## Begin Supplied data
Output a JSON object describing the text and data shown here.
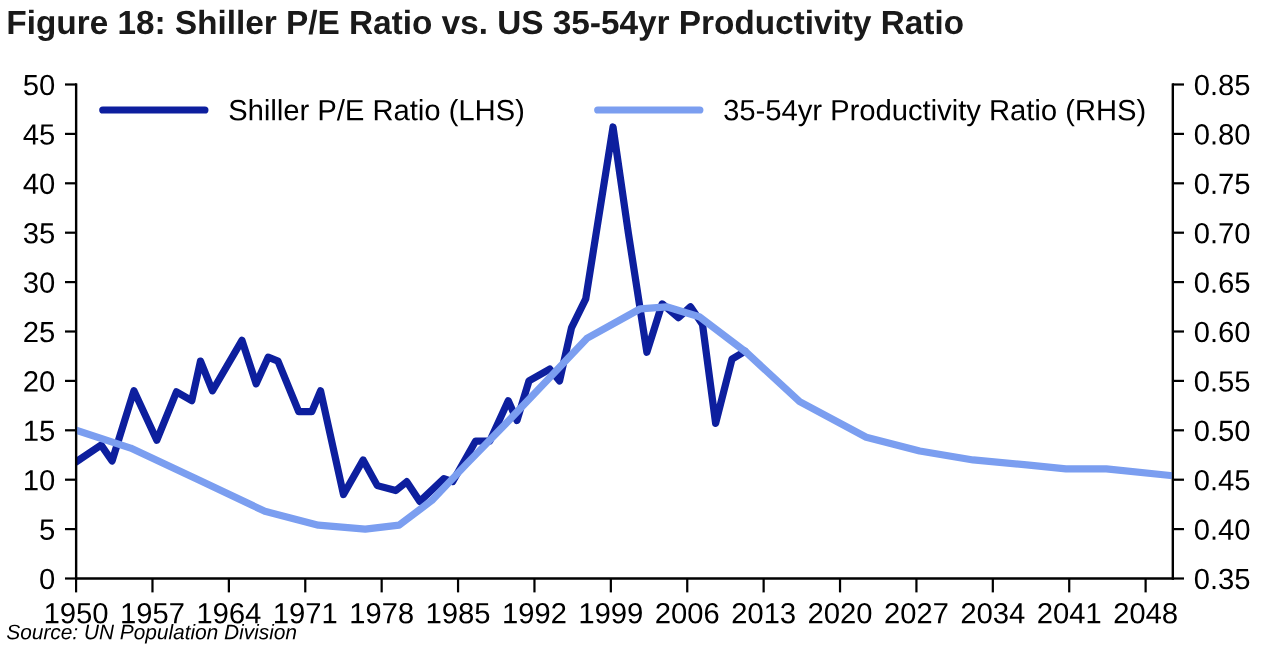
{
  "chart_data": {
    "type": "line",
    "title": "Figure 18: Shiller P/E Ratio vs. US 35-54yr Productivity Ratio",
    "annotations": [
      "Source: UN Population Division"
    ],
    "legend": "top",
    "grid": false,
    "xlim": [
      1950,
      2050.5
    ],
    "xticks": [
      1950,
      1957,
      1964,
      1971,
      1978,
      1985,
      1992,
      1999,
      2006,
      2013,
      2020,
      2027,
      2034,
      2041,
      2048
    ],
    "ylim": [
      0,
      50
    ],
    "yticks": [
      0,
      5,
      10,
      15,
      20,
      25,
      30,
      35,
      40,
      45,
      50
    ],
    "y2lim": [
      0.35,
      0.85
    ],
    "y2ticks": [
      {
        "value": 0.35,
        "label": "0.35"
      },
      {
        "value": 0.4,
        "label": "0.40"
      },
      {
        "value": 0.45,
        "label": "0.45"
      },
      {
        "value": 0.5,
        "label": "0.50"
      },
      {
        "value": 0.55,
        "label": "0.55"
      },
      {
        "value": 0.6,
        "label": "0.60"
      },
      {
        "value": 0.65,
        "label": "0.65"
      },
      {
        "value": 0.7,
        "label": "0.70"
      },
      {
        "value": 0.75,
        "label": "0.75"
      },
      {
        "value": 0.8,
        "label": "0.80"
      },
      {
        "value": 0.85,
        "label": "0.85"
      }
    ],
    "series": [
      {
        "name": "Shiller P/E Ratio (LHS)",
        "color": "#0d1f9e",
        "x": [
          1950,
          1952.3,
          1953.3,
          1955.3,
          1957.4,
          1959.2,
          1960.6,
          1961.4,
          1962.5,
          1965.2,
          1966.5,
          1967.6,
          1968.5,
          1970.4,
          1971.6,
          1972.4,
          1974.5,
          1976.3,
          1977.6,
          1979.3,
          1980.3,
          1981.5,
          1983.7,
          1984.5,
          1986.6,
          1987.9,
          1989.6,
          1990.4,
          1991.5,
          1993.4,
          1994.3,
          1995.4,
          1996.7,
          1999.2,
          2000.6,
          2002.3,
          2003.7,
          2005.2,
          2006.3,
          2007.4,
          2008.6,
          2010.1,
          2011.3
        ],
        "values": [
          11.8,
          13.5,
          11.9,
          19,
          14,
          18.9,
          18,
          22,
          19,
          24.1,
          19.7,
          22.4,
          22,
          16.9,
          16.9,
          19,
          8.5,
          12,
          9.4,
          8.9,
          9.8,
          7.8,
          10.1,
          9.8,
          13.9,
          13.9,
          18,
          16,
          20,
          21.2,
          20,
          25.4,
          28.3,
          45.7,
          35,
          22.9,
          27.8,
          26.4,
          27.5,
          25.7,
          15.7,
          22.2,
          23
        ]
      },
      {
        "name": "35-54yr Productivity Ratio (RHS)",
        "color": "#7b9ef0",
        "axis": "y2",
        "x": [
          1950,
          1955,
          1961.2,
          1967.3,
          1972.2,
          1976.5,
          1979.6,
          1982.6,
          1985.7,
          1989.4,
          1993.1,
          1996.8,
          2001.7,
          2004.1,
          2007.1,
          2011.4,
          2016.3,
          2022.4,
          2027.3,
          2032.2,
          2037.1,
          2040.7,
          2044.4,
          2050.5
        ],
        "values": [
          0.5,
          0.482,
          0.45,
          0.418,
          0.404,
          0.4,
          0.404,
          0.429,
          0.465,
          0.507,
          0.55,
          0.593,
          0.623,
          0.625,
          0.615,
          0.579,
          0.529,
          0.493,
          0.479,
          0.47,
          0.465,
          0.461,
          0.461,
          0.454
        ]
      }
    ]
  }
}
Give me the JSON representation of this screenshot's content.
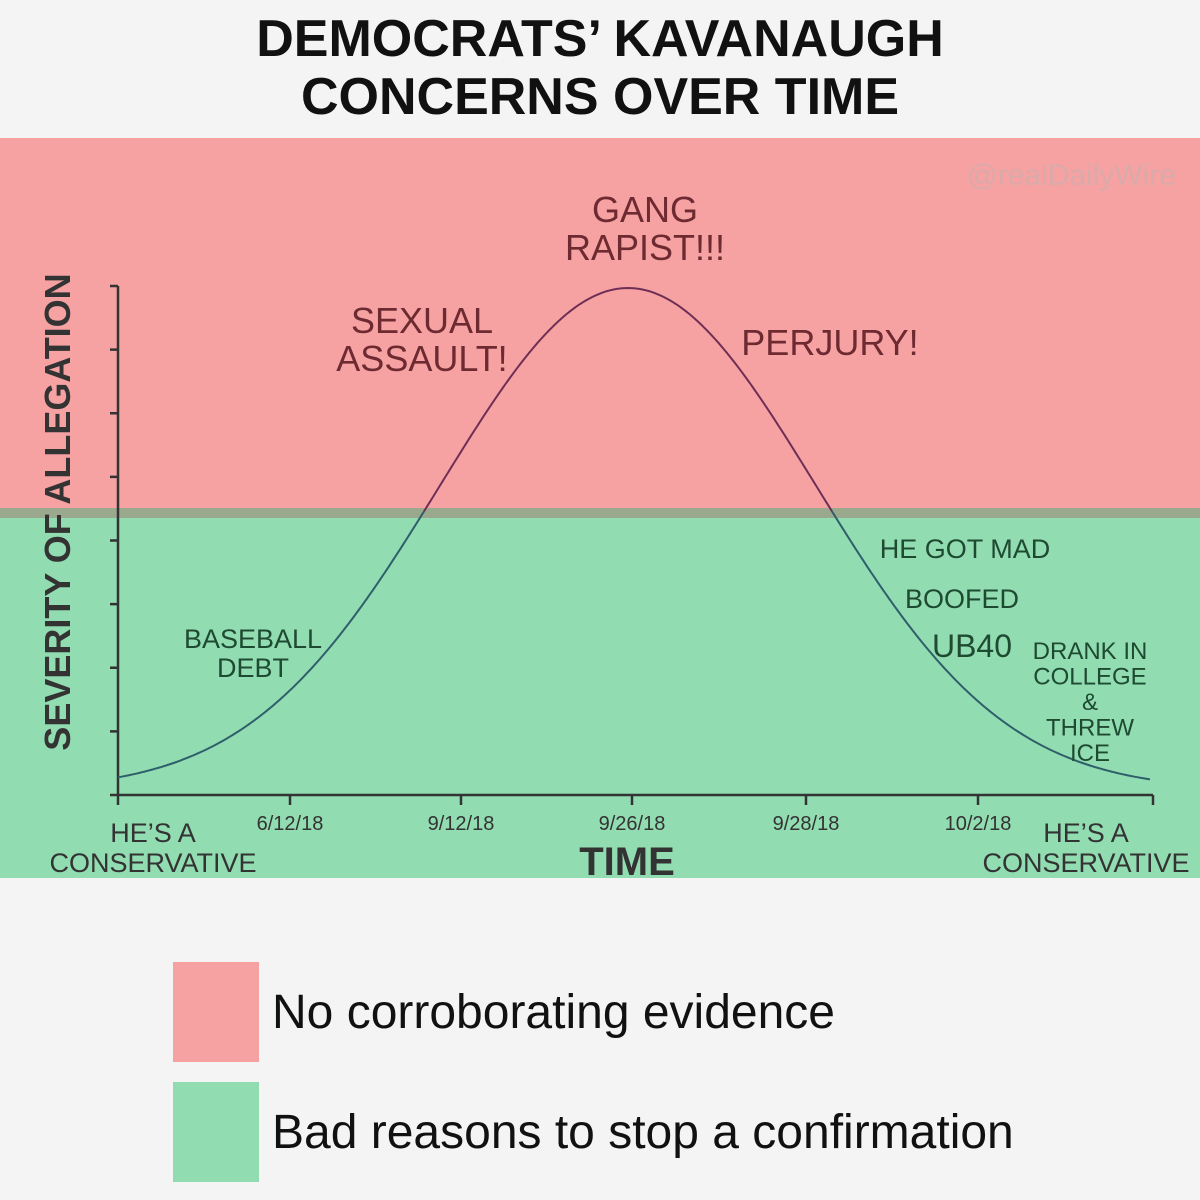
{
  "title_lines": [
    "DEMOCRATS’ KAVANAUGH",
    "CONCERNS OVER TIME"
  ],
  "watermark": "@realDailyWire",
  "colors": {
    "red_band": "#f6a2a3",
    "green_band": "#91dcb1",
    "divider": "#9aa88e",
    "curve_top": "#6f2f55",
    "curve_bottom": "#2f5f6a",
    "red_text": "#6e2a31",
    "green_text": "#1f4a32",
    "axis": "#333333"
  },
  "chart_data": {
    "type": "line",
    "ylabel": "SEVERITY OF ALLEGATION",
    "xlabel": "TIME",
    "x_tick_labels": [
      "6/12/18",
      "9/12/18",
      "9/26/18",
      "9/28/18",
      "10/2/18"
    ],
    "x_end_labels": {
      "left": [
        "HE’S A",
        "CONSERVATIVE"
      ],
      "right": [
        "HE’S A",
        "CONSERVATIVE"
      ]
    },
    "curve": "bell",
    "y_ticks": 9,
    "annotations": {
      "red": [
        {
          "id": "gang",
          "lines": [
            "GANG",
            "RAPIST!!!"
          ]
        },
        {
          "id": "sexual",
          "lines": [
            "SEXUAL",
            "ASSAULT!"
          ]
        },
        {
          "id": "perjury",
          "lines": [
            "PERJURY!"
          ]
        }
      ],
      "green": [
        {
          "id": "baseball",
          "lines": [
            "BASEBALL",
            "DEBT"
          ]
        },
        {
          "id": "mad",
          "lines": [
            "HE GOT MAD"
          ]
        },
        {
          "id": "boofed",
          "lines": [
            "BOOFED"
          ]
        },
        {
          "id": "ub40",
          "lines": [
            "UB40"
          ]
        },
        {
          "id": "drank",
          "lines": [
            "DRANK IN",
            "COLLEGE",
            "&",
            "THREW",
            "ICE"
          ]
        }
      ]
    }
  },
  "legend": [
    {
      "color": "#f6a2a3",
      "label": "No corroborating evidence"
    },
    {
      "color": "#91dcb1",
      "label": "Bad reasons to stop a confirmation"
    }
  ]
}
## End Supplied data
* [Work to be completed]: Strip out the images, then output the records above word for word.

* [Result of this exercise]:
Output a JSON object describing the text and data shown here.
{
  "chart_data": {
    "type": "line",
    "title": "Figure 18: Shiller P/E Ratio vs. US 35-54yr Productivity Ratio",
    "annotations": [
      "Source: UN Population Division"
    ],
    "legend": "top",
    "grid": false,
    "xlim": [
      1950,
      2050.5
    ],
    "xticks": [
      1950,
      1957,
      1964,
      1971,
      1978,
      1985,
      1992,
      1999,
      2006,
      2013,
      2020,
      2027,
      2034,
      2041,
      2048
    ],
    "ylim": [
      0,
      50
    ],
    "yticks": [
      0,
      5,
      10,
      15,
      20,
      25,
      30,
      35,
      40,
      45,
      50
    ],
    "y2lim": [
      0.35,
      0.85
    ],
    "y2ticks": [
      {
        "value": 0.35,
        "label": "0.35"
      },
      {
        "value": 0.4,
        "label": "0.40"
      },
      {
        "value": 0.45,
        "label": "0.45"
      },
      {
        "value": 0.5,
        "label": "0.50"
      },
      {
        "value": 0.55,
        "label": "0.55"
      },
      {
        "value": 0.6,
        "label": "0.60"
      },
      {
        "value": 0.65,
        "label": "0.65"
      },
      {
        "value": 0.7,
        "label": "0.70"
      },
      {
        "value": 0.75,
        "label": "0.75"
      },
      {
        "value": 0.8,
        "label": "0.80"
      },
      {
        "value": 0.85,
        "label": "0.85"
      }
    ],
    "series": [
      {
        "name": "Shiller P/E Ratio (LHS)",
        "color": "#0d1f9e",
        "x": [
          1950,
          1952.3,
          1953.3,
          1955.3,
          1957.4,
          1959.2,
          1960.6,
          1961.4,
          1962.5,
          1965.2,
          1966.5,
          1967.6,
          1968.5,
          1970.4,
          1971.6,
          1972.4,
          1974.5,
          1976.3,
          1977.6,
          1979.3,
          1980.3,
          1981.5,
          1983.7,
          1984.5,
          1986.6,
          1987.9,
          1989.6,
          1990.4,
          1991.5,
          1993.4,
          1994.3,
          1995.4,
          1996.7,
          1999.2,
          2000.6,
          2002.3,
          2003.7,
          2005.2,
          2006.3,
          2007.4,
          2008.6,
          2010.1,
          2011.3
        ],
        "values": [
          11.8,
          13.5,
          11.9,
          19,
          14,
          18.9,
          18,
          22,
          19,
          24.1,
          19.7,
          22.4,
          22,
          16.9,
          16.9,
          19,
          8.5,
          12,
          9.4,
          8.9,
          9.8,
          7.8,
          10.1,
          9.8,
          13.9,
          13.9,
          18,
          16,
          20,
          21.2,
          20,
          25.4,
          28.3,
          45.7,
          35,
          22.9,
          27.8,
          26.4,
          27.5,
          25.7,
          15.7,
          22.2,
          23
        ]
      },
      {
        "name": "35-54yr Productivity Ratio (RHS)",
        "color": "#7b9ef0",
        "axis": "y2",
        "x": [
          1950,
          1955,
          1961.2,
          1967.3,
          1972.2,
          1976.5,
          1979.6,
          1982.6,
          1985.7,
          1989.4,
          1993.1,
          1996.8,
          2001.7,
          2004.1,
          2007.1,
          2011.4,
          2016.3,
          2022.4,
          2027.3,
          2032.2,
          2037.1,
          2040.7,
          2044.4,
          2050.5
        ],
        "values": [
          0.5,
          0.482,
          0.45,
          0.418,
          0.404,
          0.4,
          0.404,
          0.429,
          0.465,
          0.507,
          0.55,
          0.593,
          0.623,
          0.625,
          0.615,
          0.579,
          0.529,
          0.493,
          0.479,
          0.47,
          0.465,
          0.461,
          0.461,
          0.454
        ]
      }
    ]
  }
}
Give me the JSON representation of this screenshot's content.
{
  "title_lines": [
    "DEMOCRATS’ KAVANAUGH",
    "CONCERNS OVER TIME"
  ],
  "watermark": "@realDailyWire",
  "colors": {
    "red_band": "#f6a2a3",
    "green_band": "#91dcb1",
    "divider": "#9aa88e",
    "curve_top": "#6f2f55",
    "curve_bottom": "#2f5f6a",
    "red_text": "#6e2a31",
    "green_text": "#1f4a32",
    "axis": "#333333"
  },
  "chart_data": {
    "type": "line",
    "ylabel": "SEVERITY OF ALLEGATION",
    "xlabel": "TIME",
    "x_tick_labels": [
      "6/12/18",
      "9/12/18",
      "9/26/18",
      "9/28/18",
      "10/2/18"
    ],
    "x_end_labels": {
      "left": [
        "HE’S A",
        "CONSERVATIVE"
      ],
      "right": [
        "HE’S A",
        "CONSERVATIVE"
      ]
    },
    "curve": "bell",
    "y_ticks": 9,
    "annotations": {
      "red": [
        {
          "id": "gang",
          "lines": [
            "GANG",
            "RAPIST!!!"
          ]
        },
        {
          "id": "sexual",
          "lines": [
            "SEXUAL",
            "ASSAULT!"
          ]
        },
        {
          "id": "perjury",
          "lines": [
            "PERJURY!"
          ]
        }
      ],
      "green": [
        {
          "id": "baseball",
          "lines": [
            "BASEBALL",
            "DEBT"
          ]
        },
        {
          "id": "mad",
          "lines": [
            "HE GOT MAD"
          ]
        },
        {
          "id": "boofed",
          "lines": [
            "BOOFED"
          ]
        },
        {
          "id": "ub40",
          "lines": [
            "UB40"
          ]
        },
        {
          "id": "drank",
          "lines": [
            "DRANK IN",
            "COLLEGE",
            "&",
            "THREW",
            "ICE"
          ]
        }
      ]
    }
  },
  "legend": [
    {
      "color": "#f6a2a3",
      "label": "No corroborating evidence"
    },
    {
      "color": "#91dcb1",
      "label": "Bad reasons to stop a confirmation"
    }
  ]
}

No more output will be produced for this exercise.